= Given request 1 =
List each header field name at the top of the MathML mailing-list post, along with the value given for it.
= Given request 2 =
Carry on the MathML mailing-list post, picking up right after its last sentence.

= Text to read =
++++

RE: Technical reasons for some options taken on design of MathML from juanrgonzaleza@canonicalscience.com on 2006-04-18 (www-math@w3.org from April 2006)

From: <juanrgonzaleza@canonicalscience.com>
Date: Tue, 18 Apr 2006 03:00:47 -0700 (PDT)
To: <www-math@w3.org>
Message-ID: <3374.217.124.88.179.1145354447.squirrel@webmail.canonicalscience.com>
Basic requirements for mathematical-scientific language

I have updated some basic requirements for a generic mathematical markup
language for scientific requirements at the next link.

[http://canonicalscience.blogspot.com/2006/04/scientific-language-canonml-is.html]

Some requirements fit into the XML model and could be considered for
debate for the future mathML specifications. Other requirements do not fit
and will be developed in alternative mathematical approaches to those from
the w3c from the Center for CANONICAL |SCIENCE).

Some requirements were presented in the past

[http://canonicalscience.blogspot.com/2006/02/choosing-notationsyntax-for-canonmath.html]

but that document will be updated.


=== Basic requirements =============


Data optimisation
-----------------

MathML is unnaturally verbose and redundant. Whereas in practice this is
not a serious problem for encoding simple formulae as E=mc^2, it is a
problem for scientific databases and for computation or interchange of
information.

In shorthand notation, the Redfield equation reads

(partial rho) / (partial t) = (L + R) rho

where R is the Redfield tensor. But equation stored for a small
physicochemical system of current interest needs of the order of 7 GB of
memory.

Taking an x10 verbosity factor, we would need 70 Gb in MathML for the same
equation.

The Redfield equation is an ultrasimplified version of more general
equations.

For example, following MathML 2.0 specification matrix

0 1 0
0 0 1
1 0 0

is encoded as

<matrix>
  <matrixrow>
    <cn>0</cn><cn>1</cn><cn>0</cn>
  </matrixrow>
  <matrixrow>
    <cn>0</cn><cn>0</cn><cn>1</cn>
  </matrixrow>
  <matrixrow>
    <cn>1</cn><cn>0</cn><cn>0</cn>
  </matrixrow>
</matrix>

but can I use this ultraverbose encoding for Detour matrices of scientific
interest? Detour matrices are N x N ones. In mathematical chemistry, N is
of the order of the size of a chemical compound.

I do not consider elegant and coherent encoding big (N = 1000) Detour
matrices using MathML. Is it?

++++

Item position entries:
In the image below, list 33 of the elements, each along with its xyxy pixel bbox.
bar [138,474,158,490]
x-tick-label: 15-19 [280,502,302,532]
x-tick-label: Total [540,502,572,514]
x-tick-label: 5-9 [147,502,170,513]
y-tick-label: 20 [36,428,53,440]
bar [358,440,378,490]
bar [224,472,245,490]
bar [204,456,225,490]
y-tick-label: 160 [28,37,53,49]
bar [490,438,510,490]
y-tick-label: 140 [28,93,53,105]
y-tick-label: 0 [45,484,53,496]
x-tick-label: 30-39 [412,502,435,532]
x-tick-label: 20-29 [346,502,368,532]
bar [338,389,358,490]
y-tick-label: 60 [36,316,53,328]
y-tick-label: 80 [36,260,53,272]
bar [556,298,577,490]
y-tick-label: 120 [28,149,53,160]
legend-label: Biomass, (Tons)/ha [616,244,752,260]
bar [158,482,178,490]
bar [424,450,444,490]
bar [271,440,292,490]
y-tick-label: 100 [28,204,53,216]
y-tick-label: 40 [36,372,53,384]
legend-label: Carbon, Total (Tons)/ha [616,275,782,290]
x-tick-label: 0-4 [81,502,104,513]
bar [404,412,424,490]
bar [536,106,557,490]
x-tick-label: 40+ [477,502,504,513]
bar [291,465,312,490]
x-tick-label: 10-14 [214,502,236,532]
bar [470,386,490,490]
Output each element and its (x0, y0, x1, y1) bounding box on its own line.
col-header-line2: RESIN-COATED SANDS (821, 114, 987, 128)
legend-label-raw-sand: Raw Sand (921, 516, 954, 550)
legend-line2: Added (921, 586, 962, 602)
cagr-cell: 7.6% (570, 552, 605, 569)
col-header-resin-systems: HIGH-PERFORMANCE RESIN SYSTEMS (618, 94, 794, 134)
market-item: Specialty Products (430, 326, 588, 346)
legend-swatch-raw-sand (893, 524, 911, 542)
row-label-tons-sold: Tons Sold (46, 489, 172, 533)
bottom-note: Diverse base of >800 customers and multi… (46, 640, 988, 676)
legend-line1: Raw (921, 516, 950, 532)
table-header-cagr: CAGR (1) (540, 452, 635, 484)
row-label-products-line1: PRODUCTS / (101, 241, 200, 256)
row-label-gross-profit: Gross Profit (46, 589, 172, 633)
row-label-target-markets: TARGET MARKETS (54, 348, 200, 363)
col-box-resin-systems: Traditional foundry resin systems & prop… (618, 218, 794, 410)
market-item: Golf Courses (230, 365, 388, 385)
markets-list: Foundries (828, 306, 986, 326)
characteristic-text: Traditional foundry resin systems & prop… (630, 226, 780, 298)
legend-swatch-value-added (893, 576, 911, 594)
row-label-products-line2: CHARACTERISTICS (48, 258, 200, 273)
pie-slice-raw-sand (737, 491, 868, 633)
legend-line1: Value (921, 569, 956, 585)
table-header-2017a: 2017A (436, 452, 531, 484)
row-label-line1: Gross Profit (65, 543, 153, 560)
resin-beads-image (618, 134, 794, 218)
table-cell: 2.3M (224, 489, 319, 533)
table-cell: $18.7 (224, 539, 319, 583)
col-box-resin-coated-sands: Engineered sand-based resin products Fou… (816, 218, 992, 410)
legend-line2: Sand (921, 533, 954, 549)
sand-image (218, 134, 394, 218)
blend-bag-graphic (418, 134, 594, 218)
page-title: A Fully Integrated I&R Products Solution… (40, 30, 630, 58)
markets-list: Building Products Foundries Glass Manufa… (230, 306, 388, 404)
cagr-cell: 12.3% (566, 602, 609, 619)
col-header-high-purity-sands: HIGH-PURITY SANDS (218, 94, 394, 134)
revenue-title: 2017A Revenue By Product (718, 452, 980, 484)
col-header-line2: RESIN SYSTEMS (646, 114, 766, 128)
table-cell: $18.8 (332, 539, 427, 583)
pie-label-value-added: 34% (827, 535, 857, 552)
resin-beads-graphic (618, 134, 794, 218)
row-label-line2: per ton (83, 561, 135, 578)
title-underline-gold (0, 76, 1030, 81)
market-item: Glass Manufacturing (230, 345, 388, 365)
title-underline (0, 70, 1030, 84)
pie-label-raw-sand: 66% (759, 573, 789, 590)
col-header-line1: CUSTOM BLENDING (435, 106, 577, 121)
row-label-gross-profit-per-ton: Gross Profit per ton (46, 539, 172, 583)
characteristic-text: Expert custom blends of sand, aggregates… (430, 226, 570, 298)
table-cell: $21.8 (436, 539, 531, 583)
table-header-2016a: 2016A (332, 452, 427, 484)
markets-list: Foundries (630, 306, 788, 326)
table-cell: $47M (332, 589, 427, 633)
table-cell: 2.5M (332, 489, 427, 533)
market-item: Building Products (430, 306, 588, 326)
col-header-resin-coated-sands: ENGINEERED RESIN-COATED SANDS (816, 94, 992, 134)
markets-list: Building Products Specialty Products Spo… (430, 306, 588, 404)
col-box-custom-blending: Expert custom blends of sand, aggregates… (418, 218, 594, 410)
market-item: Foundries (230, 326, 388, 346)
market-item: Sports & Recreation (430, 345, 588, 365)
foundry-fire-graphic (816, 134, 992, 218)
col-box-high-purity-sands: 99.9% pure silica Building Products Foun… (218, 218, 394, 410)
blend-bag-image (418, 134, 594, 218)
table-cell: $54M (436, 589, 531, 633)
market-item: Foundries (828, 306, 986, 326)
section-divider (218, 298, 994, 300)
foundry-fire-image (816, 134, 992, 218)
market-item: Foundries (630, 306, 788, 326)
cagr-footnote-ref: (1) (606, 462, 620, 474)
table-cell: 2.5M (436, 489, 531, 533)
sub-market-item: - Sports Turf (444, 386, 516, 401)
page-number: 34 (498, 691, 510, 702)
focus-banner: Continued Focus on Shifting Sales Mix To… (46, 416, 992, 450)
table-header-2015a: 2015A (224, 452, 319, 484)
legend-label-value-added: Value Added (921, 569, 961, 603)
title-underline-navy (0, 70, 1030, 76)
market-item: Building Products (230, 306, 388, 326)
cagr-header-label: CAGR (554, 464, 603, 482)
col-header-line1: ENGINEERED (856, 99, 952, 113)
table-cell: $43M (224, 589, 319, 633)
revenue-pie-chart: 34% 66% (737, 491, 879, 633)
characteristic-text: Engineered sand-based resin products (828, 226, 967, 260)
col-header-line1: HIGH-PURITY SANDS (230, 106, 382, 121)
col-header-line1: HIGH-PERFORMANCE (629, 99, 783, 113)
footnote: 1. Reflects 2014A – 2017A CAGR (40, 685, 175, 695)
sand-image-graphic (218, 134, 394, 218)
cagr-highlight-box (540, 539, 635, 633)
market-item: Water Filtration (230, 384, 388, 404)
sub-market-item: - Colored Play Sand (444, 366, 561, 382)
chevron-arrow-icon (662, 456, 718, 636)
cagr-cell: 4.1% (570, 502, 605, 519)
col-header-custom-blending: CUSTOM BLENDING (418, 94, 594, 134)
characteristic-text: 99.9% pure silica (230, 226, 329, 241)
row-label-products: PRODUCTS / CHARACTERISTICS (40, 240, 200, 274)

++++

= Exercise answer 1 =
From: <juanrgonzaleza@canonicalscience.com>
Date: Tue, 18 Apr 2006 03:00:47 -0700 (PDT)
To: <www-math@w3.org>
Message-ID: <3374.217.124.88.179.1145354447.squirrel@webmail.canonicalscience.com>

= Exercise answer 2 =
Encoding of non-hierarchical structures
---------------------------------------

This may be useful on quantum mechanical models.


Extensibility
-------------

Currently MathML presentational markup is not, and not all people agree on
extensibility of Content MathML.


Backward compatibility
----------------------

Language would be more close possible to popular existent systems. I mean:
TeX, LaTeX, Mathematica, Maple, Fortran, Lisp, C, ISO 12083, AAP Math,
some scientific DTD (Elsevier one), etc.

This also includes compatibility with CSS, HTML and others.


Formal language
---------------

For example, SXML is directly based in SEXPR and permit us to exploit
formal structure for abstraction layers.

I agree with mathematician Chaitin on the possibilities of computerized
versions of set theory.


Simplicity
----------

The good and concise is twice good!

The language would be directly manipulated and encoded by humans.

Another “advanced” site where (ds)^2 is being incorrectly served as 2s ds
is Distler’s blog MUSSINGS.

If you rely on tools and you are trained to never see the underlying code
(MathML is popularly presented as a kind of hidden mathematical
postscript) you do not know you are encoding.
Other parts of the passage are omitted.